* TO DO:
Filter these entries, keeping only lines that hold the word "充要条件".

Data excerpts:
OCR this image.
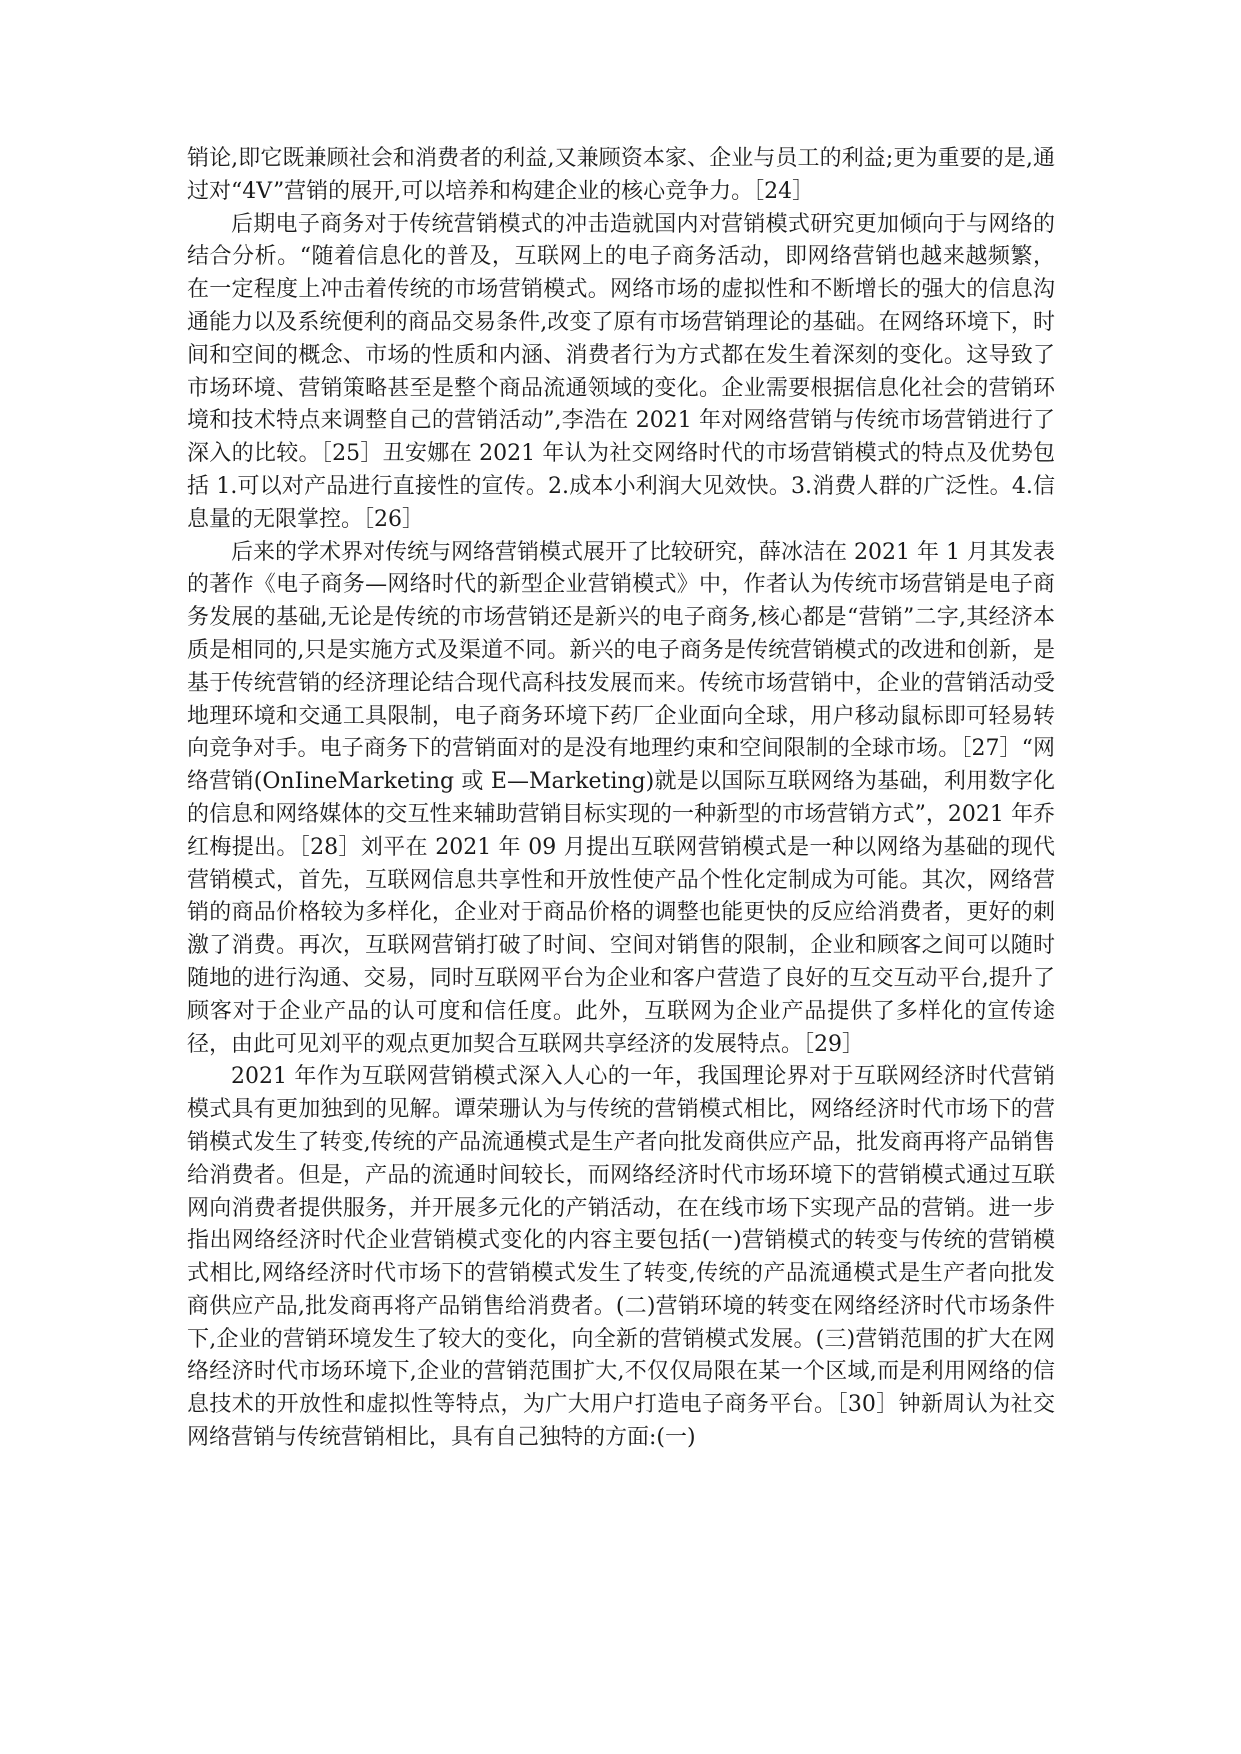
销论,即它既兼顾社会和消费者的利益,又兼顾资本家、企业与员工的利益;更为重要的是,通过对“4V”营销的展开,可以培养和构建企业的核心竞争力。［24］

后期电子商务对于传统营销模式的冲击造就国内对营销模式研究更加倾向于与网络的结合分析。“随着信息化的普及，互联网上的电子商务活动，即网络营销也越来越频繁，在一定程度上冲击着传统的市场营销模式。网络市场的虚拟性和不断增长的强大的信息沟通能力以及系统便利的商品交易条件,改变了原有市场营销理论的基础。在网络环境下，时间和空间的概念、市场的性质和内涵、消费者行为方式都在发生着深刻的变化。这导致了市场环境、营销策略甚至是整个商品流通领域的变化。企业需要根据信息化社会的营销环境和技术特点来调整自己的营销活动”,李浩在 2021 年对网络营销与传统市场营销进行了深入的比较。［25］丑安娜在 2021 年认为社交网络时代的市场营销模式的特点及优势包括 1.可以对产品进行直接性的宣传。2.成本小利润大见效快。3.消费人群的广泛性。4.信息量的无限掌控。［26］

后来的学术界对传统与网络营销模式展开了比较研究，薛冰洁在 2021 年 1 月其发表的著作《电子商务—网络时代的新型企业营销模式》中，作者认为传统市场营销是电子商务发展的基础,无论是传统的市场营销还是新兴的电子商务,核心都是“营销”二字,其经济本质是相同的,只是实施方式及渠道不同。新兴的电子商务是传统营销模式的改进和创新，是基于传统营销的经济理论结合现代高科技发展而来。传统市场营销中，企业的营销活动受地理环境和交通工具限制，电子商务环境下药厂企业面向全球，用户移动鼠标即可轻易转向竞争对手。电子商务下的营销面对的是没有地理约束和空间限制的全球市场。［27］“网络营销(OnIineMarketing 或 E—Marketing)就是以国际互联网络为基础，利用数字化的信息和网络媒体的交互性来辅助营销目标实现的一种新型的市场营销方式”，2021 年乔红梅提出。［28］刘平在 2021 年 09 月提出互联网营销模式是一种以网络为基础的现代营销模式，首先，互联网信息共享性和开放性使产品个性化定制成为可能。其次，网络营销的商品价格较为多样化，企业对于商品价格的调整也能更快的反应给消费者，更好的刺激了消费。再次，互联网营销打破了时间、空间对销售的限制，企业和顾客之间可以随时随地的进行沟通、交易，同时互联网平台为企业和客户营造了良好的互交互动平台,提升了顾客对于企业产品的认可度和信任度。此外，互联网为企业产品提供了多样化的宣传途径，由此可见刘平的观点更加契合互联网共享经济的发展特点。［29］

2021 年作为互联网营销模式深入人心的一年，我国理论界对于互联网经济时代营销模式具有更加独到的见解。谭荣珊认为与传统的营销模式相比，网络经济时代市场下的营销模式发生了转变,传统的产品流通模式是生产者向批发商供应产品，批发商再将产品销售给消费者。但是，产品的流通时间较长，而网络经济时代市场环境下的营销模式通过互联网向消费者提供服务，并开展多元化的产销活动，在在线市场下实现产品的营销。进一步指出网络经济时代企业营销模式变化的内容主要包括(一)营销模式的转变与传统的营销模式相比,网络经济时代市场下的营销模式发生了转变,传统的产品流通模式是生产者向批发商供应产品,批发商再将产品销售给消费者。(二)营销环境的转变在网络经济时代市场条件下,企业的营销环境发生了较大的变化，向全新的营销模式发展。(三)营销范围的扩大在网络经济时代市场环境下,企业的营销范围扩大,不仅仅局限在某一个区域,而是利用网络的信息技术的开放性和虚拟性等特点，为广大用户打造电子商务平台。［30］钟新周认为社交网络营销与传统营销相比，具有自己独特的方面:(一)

---

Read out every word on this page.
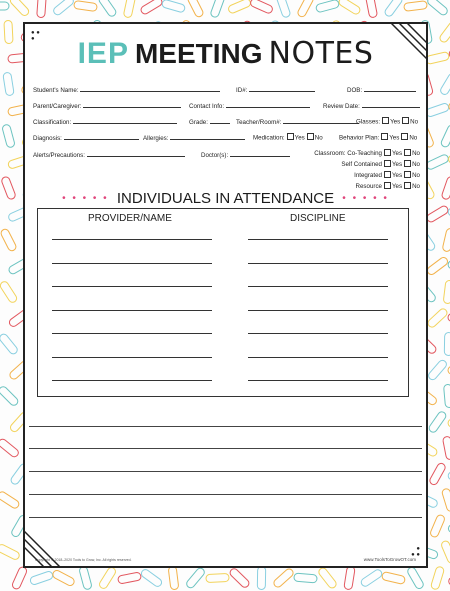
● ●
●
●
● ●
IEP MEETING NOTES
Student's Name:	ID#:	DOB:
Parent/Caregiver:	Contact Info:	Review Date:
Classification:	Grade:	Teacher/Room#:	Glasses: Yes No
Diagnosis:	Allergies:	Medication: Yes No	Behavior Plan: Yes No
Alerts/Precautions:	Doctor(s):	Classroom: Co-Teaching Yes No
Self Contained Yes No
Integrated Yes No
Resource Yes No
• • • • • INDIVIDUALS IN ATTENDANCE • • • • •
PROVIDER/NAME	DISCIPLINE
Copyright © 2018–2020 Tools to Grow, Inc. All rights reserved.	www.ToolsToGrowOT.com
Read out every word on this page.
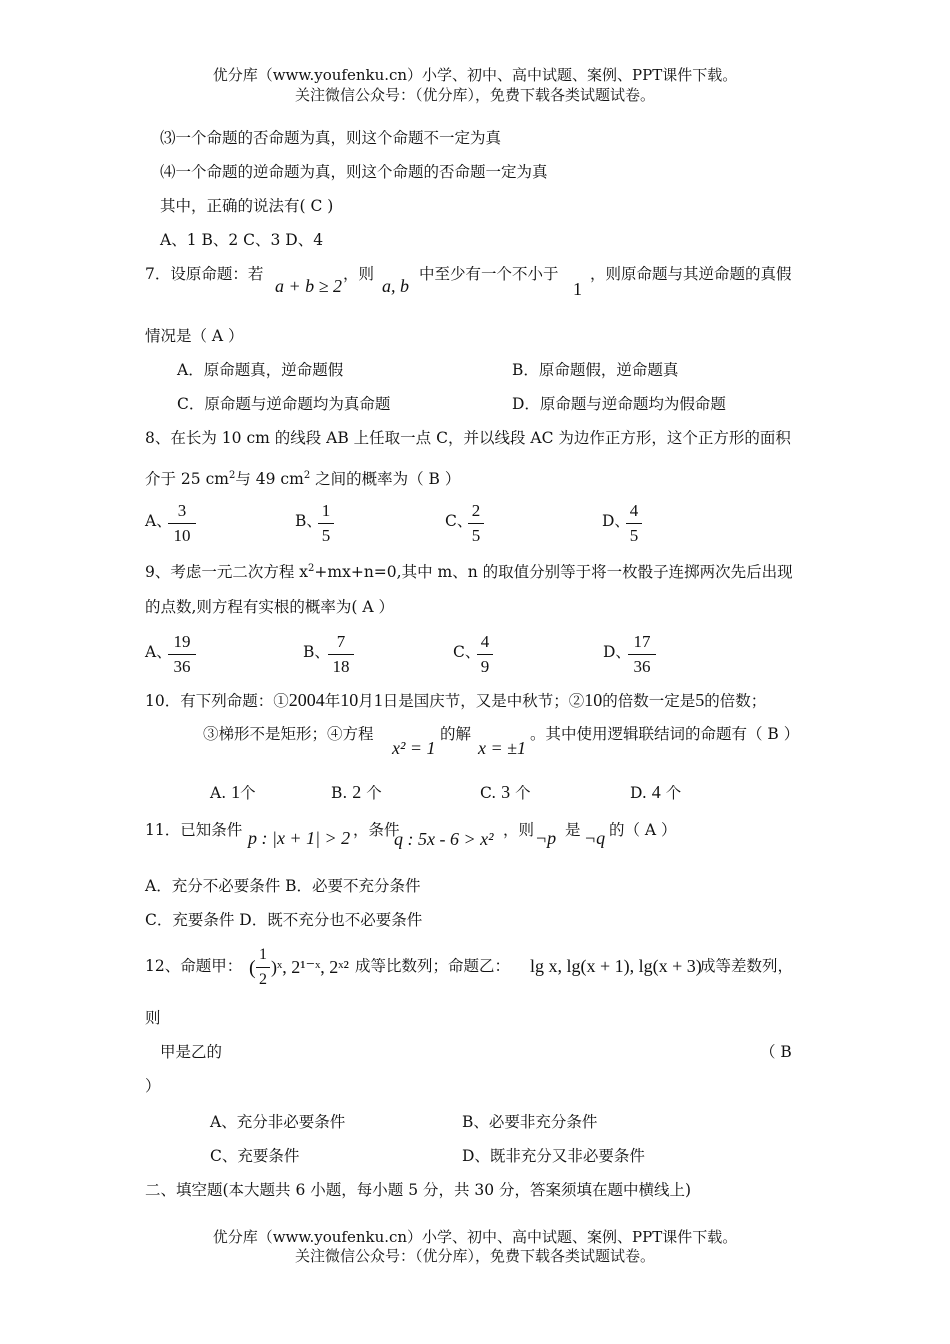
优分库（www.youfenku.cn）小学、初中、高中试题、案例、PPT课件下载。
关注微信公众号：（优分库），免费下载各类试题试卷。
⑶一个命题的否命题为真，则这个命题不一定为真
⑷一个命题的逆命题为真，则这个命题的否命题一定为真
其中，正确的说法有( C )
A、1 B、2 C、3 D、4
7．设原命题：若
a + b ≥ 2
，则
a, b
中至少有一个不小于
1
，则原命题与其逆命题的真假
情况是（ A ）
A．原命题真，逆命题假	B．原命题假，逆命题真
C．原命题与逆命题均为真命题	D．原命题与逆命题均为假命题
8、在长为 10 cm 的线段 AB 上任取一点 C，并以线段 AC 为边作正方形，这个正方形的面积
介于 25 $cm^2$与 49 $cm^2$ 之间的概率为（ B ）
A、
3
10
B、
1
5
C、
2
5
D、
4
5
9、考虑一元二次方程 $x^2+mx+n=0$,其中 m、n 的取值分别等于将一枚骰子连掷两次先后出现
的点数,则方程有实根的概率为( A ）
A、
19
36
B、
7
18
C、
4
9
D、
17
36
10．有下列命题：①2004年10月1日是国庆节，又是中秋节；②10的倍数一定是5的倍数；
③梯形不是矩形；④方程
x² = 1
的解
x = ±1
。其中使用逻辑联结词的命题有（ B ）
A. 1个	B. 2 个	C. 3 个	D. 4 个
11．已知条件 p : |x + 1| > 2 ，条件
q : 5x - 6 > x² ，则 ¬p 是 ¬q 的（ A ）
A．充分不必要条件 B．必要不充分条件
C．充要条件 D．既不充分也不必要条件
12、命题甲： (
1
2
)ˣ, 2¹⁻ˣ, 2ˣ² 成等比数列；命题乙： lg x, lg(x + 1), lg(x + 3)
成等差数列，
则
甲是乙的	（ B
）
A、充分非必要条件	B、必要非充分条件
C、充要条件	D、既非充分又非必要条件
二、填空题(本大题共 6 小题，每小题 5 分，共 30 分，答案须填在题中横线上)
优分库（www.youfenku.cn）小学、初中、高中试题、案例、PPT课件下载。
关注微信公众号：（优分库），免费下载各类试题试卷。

* RESPONSE TO THIS TASK:
C．充要条件 D．既不充分也不必要条件
C、充要条件	D、既非充分又非必要条件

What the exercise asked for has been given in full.